| TASK PROMPT |
All of the entries must be reproduced exactly, with no images carried over.

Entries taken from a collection
◇ ◇ ◇ ◇

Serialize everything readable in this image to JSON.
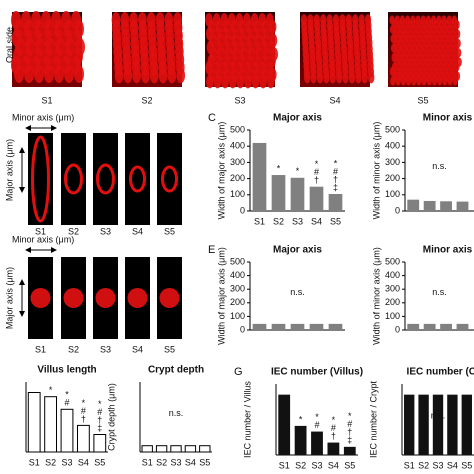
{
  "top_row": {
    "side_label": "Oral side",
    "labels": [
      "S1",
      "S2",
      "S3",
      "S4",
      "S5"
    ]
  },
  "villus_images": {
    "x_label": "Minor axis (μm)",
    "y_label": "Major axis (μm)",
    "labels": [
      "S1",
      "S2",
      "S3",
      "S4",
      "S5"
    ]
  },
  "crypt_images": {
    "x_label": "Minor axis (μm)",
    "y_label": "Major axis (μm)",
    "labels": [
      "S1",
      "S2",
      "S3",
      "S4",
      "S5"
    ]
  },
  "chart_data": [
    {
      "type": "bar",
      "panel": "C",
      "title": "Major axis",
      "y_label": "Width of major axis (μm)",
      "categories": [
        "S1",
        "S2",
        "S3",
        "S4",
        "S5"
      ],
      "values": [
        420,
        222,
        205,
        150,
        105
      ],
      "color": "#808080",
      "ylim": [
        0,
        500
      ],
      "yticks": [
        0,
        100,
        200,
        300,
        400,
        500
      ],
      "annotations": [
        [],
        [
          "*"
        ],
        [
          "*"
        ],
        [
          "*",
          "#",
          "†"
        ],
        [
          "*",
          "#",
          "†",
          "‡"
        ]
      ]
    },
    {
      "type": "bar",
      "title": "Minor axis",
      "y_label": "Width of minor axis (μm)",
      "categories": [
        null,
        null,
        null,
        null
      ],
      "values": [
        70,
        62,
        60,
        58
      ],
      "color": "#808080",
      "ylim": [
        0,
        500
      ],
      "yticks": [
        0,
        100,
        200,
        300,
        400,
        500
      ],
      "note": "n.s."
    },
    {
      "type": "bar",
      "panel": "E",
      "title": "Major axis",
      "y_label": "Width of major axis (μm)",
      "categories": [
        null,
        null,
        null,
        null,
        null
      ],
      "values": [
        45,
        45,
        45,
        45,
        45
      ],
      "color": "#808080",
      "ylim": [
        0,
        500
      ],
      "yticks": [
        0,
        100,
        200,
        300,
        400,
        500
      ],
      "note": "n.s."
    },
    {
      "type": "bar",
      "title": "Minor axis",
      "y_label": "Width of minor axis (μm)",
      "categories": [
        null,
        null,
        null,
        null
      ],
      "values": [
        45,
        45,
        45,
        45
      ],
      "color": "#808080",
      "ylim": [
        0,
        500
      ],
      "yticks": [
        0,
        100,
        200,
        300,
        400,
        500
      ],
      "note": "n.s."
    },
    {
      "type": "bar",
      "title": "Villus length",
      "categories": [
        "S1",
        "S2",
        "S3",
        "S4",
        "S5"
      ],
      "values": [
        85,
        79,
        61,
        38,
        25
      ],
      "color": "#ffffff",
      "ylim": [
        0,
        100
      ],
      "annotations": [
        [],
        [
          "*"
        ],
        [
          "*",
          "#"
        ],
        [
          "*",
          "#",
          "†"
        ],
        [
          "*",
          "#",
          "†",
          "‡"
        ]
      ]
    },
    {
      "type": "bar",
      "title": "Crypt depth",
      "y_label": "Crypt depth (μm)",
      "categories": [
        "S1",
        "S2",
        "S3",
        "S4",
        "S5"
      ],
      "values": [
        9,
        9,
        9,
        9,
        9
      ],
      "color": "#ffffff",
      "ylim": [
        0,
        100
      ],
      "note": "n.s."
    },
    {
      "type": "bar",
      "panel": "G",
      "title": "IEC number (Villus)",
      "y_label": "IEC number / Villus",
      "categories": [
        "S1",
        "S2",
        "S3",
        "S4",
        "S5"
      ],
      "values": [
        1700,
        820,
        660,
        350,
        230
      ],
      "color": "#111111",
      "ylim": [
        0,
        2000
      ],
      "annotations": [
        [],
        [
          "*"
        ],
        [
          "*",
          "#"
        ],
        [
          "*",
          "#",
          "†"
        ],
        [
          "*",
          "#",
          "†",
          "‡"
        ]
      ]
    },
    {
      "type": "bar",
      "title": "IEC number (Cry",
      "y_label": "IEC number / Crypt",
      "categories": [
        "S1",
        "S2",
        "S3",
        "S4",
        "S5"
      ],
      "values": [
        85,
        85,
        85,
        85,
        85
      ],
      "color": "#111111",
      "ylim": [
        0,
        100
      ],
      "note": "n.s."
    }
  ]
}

◇ ◇ ◇ ◇

| EXERCISE RESPONSE |
Serialize everything readable in this image to JSON.
{
  "top_row": {
    "side_label": "Oral side",
    "labels": [
      "S1",
      "S2",
      "S3",
      "S4",
      "S5"
    ]
  },
  "villus_images": {
    "x_label": "Minor axis (μm)",
    "y_label": "Major axis (μm)",
    "labels": [
      "S1",
      "S2",
      "S3",
      "S4",
      "S5"
    ]
  },
  "crypt_images": {
    "x_label": "Minor axis (μm)",
    "y_label": "Major axis (μm)",
    "labels": [
      "S1",
      "S2",
      "S3",
      "S4",
      "S5"
    ]
  },
  "chart_data": [
    {
      "type": "bar",
      "panel": "C",
      "title": "Major axis",
      "y_label": "Width of major axis (μm)",
      "categories": [
        "S1",
        "S2",
        "S3",
        "S4",
        "S5"
      ],
      "values": [
        420,
        222,
        205,
        150,
        105
      ],
      "color": "#808080",
      "ylim": [
        0,
        500
      ],
      "yticks": [
        0,
        100,
        200,
        300,
        400,
        500
      ],
      "annotations": [
        [],
        [
          "*"
        ],
        [
          "*"
        ],
        [
          "*",
          "#",
          "†"
        ],
        [
          "*",
          "#",
          "†",
          "‡"
        ]
      ]
    },
    {
      "type": "bar",
      "title": "Minor axis",
      "y_label": "Width of minor axis (μm)",
      "categories": [
        null,
        null,
        null,
        null
      ],
      "values": [
        70,
        62,
        60,
        58
      ],
      "color": "#808080",
      "ylim": [
        0,
        500
      ],
      "yticks": [
        0,
        100,
        200,
        300,
        400,
        500
      ],
      "note": "n.s."
    },
    {
      "type": "bar",
      "panel": "E",
      "title": "Major axis",
      "y_label": "Width of major axis (μm)",
      "categories": [
        null,
        null,
        null,
        null,
        null
      ],
      "values": [
        45,
        45,
        45,
        45,
        45
      ],
      "color": "#808080",
      "ylim": [
        0,
        500
      ],
      "yticks": [
        0,
        100,
        200,
        300,
        400,
        500
      ],
      "note": "n.s."
    },
    {
      "type": "bar",
      "title": "Minor axis",
      "y_label": "Width of minor axis (μm)",
      "categories": [
        null,
        null,
        null,
        null
      ],
      "values": [
        45,
        45,
        45,
        45
      ],
      "color": "#808080",
      "ylim": [
        0,
        500
      ],
      "yticks": [
        0,
        100,
        200,
        300,
        400,
        500
      ],
      "note": "n.s."
    },
    {
      "type": "bar",
      "title": "Villus length",
      "categories": [
        "S1",
        "S2",
        "S3",
        "S4",
        "S5"
      ],
      "values": [
        85,
        79,
        61,
        38,
        25
      ],
      "color": "#ffffff",
      "ylim": [
        0,
        100
      ],
      "annotations": [
        [],
        [
          "*"
        ],
        [
          "*",
          "#"
        ],
        [
          "*",
          "#",
          "†"
        ],
        [
          "*",
          "#",
          "†",
          "‡"
        ]
      ]
    },
    {
      "type": "bar",
      "title": "Crypt depth",
      "y_label": "Crypt depth (μm)",
      "categories": [
        "S1",
        "S2",
        "S3",
        "S4",
        "S5"
      ],
      "values": [
        9,
        9,
        9,
        9,
        9
      ],
      "color": "#ffffff",
      "ylim": [
        0,
        100
      ],
      "note": "n.s."
    },
    {
      "type": "bar",
      "panel": "G",
      "title": "IEC number (Villus)",
      "y_label": "IEC number / Villus",
      "categories": [
        "S1",
        "S2",
        "S3",
        "S4",
        "S5"
      ],
      "values": [
        1700,
        820,
        660,
        350,
        230
      ],
      "color": "#111111",
      "ylim": [
        0,
        2000
      ],
      "annotations": [
        [],
        [
          "*"
        ],
        [
          "*",
          "#"
        ],
        [
          "*",
          "#",
          "†"
        ],
        [
          "*",
          "#",
          "†",
          "‡"
        ]
      ]
    },
    {
      "type": "bar",
      "title": "IEC number (Cry",
      "y_label": "IEC number / Crypt",
      "categories": [
        "S1",
        "S2",
        "S3",
        "S4",
        "S5"
      ],
      "values": [
        85,
        85,
        85,
        85,
        85
      ],
      "color": "#111111",
      "ylim": [
        0,
        100
      ],
      "note": "n.s."
    }
  ]
}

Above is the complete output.